_Job:_ Pick out each line containing the string "name" and copy it.

_Supplied entries:_

* * * * * * *

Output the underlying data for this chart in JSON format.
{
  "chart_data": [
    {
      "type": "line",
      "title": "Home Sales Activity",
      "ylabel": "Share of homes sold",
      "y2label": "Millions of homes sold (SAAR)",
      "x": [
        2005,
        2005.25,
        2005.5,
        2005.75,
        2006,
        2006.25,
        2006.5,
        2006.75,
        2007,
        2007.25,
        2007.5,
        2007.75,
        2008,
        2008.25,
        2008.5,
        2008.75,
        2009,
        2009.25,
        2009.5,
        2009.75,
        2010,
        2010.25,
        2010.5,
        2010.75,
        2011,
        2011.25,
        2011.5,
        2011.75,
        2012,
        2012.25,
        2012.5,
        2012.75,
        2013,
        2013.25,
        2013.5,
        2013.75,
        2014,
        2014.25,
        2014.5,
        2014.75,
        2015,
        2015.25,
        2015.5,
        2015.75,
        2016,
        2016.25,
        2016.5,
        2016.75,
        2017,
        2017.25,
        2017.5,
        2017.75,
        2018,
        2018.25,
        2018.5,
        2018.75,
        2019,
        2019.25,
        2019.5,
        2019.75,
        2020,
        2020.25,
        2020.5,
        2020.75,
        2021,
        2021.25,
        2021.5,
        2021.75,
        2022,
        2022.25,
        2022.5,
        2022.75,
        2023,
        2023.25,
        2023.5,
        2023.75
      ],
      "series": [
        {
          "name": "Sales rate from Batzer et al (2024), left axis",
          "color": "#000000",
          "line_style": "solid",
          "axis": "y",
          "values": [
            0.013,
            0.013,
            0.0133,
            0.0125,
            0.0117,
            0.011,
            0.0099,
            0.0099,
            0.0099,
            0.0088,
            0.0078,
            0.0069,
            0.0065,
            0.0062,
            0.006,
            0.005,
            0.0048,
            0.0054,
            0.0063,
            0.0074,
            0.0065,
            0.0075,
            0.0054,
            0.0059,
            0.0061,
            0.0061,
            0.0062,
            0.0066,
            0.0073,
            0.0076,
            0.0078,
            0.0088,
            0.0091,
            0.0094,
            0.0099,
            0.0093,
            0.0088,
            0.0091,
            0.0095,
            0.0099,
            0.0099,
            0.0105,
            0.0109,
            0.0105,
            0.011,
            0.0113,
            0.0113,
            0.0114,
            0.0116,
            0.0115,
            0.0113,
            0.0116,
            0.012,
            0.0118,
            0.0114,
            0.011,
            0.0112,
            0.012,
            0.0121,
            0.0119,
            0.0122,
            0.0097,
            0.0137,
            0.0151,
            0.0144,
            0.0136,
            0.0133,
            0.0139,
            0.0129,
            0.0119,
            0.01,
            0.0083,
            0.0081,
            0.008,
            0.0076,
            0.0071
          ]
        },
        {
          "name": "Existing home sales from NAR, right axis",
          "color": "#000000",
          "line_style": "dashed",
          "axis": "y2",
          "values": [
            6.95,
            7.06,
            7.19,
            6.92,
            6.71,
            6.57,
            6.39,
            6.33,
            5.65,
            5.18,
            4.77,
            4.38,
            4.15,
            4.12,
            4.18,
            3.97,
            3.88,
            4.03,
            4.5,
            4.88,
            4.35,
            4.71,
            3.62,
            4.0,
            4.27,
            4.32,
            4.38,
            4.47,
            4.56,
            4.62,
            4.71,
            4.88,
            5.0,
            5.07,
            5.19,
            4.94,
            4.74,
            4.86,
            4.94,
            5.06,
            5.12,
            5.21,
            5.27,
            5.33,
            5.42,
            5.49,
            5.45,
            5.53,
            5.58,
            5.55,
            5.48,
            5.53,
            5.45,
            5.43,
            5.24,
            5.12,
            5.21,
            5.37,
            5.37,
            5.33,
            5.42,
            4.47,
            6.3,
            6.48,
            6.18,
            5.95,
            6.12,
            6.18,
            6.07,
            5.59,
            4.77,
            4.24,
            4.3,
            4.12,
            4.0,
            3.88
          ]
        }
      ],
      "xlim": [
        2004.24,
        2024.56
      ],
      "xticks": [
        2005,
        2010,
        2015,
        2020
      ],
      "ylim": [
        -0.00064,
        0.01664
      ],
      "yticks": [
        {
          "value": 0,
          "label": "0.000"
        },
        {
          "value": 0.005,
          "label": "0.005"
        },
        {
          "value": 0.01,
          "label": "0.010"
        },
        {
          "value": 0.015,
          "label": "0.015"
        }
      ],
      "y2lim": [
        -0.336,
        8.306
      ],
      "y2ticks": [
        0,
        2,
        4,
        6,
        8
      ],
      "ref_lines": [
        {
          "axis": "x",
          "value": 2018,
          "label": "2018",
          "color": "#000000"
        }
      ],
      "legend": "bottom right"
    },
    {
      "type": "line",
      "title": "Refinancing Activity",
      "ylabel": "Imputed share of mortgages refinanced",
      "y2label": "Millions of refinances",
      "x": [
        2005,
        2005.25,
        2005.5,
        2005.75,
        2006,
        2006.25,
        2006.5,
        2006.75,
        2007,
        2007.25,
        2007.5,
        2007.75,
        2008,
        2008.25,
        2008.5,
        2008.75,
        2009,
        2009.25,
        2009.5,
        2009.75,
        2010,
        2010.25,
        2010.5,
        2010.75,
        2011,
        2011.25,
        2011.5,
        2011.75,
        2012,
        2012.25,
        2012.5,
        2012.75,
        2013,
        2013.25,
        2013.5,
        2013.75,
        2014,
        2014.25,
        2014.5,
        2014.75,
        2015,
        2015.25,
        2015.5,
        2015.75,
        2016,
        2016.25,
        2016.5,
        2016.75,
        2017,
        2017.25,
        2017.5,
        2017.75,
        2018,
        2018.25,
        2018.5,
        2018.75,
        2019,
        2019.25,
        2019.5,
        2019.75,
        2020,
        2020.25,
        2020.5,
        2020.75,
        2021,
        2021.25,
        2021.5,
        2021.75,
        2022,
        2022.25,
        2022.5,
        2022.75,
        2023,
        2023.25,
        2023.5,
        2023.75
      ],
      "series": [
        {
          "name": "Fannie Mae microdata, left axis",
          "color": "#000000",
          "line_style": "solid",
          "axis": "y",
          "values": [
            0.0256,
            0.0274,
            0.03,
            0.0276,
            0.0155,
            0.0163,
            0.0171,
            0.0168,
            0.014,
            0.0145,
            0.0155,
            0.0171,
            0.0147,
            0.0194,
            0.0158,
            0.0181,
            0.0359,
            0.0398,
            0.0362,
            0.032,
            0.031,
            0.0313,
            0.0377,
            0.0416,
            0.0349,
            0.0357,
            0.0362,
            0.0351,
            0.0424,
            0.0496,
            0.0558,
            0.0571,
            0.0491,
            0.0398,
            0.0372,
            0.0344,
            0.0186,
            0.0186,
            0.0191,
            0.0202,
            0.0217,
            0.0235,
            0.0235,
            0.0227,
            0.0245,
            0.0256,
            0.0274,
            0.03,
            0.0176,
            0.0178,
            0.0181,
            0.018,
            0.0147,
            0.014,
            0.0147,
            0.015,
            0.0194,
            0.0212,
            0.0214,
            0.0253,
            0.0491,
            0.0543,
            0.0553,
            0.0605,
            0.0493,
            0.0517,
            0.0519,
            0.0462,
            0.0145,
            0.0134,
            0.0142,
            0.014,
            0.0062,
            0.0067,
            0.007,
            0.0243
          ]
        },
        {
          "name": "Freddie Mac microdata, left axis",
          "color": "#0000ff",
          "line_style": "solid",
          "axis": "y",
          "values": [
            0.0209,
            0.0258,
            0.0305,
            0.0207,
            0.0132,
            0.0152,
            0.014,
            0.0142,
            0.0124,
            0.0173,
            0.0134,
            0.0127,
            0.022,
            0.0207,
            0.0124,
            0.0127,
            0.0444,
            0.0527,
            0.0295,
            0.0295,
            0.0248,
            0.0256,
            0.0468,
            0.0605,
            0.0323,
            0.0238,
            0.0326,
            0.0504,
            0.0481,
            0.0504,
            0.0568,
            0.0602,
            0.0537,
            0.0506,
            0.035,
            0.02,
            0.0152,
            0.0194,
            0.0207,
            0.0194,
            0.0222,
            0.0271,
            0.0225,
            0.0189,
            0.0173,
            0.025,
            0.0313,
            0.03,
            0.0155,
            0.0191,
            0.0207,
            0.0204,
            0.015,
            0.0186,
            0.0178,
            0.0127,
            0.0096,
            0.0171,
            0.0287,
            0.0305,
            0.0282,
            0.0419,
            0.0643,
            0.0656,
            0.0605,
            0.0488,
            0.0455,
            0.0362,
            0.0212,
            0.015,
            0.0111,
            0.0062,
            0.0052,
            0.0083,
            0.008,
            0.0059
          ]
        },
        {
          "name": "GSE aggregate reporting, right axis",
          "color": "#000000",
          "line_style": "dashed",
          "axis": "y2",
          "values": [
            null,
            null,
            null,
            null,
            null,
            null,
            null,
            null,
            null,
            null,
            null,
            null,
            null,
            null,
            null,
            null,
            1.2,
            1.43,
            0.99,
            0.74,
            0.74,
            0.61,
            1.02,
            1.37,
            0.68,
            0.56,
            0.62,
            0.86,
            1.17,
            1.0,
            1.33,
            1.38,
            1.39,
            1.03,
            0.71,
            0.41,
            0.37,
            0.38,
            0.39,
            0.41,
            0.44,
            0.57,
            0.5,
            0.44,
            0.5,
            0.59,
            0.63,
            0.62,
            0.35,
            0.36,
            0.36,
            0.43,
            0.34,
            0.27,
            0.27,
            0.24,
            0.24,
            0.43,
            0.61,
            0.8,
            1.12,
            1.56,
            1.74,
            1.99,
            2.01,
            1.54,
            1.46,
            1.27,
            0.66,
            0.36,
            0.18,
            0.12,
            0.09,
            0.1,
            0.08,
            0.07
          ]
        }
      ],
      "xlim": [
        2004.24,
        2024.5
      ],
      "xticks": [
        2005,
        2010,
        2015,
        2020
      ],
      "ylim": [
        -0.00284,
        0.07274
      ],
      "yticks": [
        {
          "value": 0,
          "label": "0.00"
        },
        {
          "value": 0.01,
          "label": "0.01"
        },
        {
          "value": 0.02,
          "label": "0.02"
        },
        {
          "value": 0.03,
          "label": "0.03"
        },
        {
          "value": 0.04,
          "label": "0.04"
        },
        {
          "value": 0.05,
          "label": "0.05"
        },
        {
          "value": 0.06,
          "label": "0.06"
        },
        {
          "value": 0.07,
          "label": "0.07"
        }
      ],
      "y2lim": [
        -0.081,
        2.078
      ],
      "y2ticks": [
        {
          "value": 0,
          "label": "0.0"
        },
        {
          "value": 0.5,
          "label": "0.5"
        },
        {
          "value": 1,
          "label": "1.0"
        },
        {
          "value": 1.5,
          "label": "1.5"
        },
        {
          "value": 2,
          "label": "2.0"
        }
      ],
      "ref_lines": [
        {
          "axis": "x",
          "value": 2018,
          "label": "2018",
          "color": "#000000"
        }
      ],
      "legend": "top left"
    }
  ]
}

* * * * * * *

_Exercise response:_
          "name": "Sales rate from Batzer et al (2024), left axis",
          "name": "Existing home sales from NAR, right axis",
          "name": "Fannie Mae microdata, left axis",
          "name": "Freddie Mac microdata, left axis",
          "name": "GSE aggregate reporting, right axis",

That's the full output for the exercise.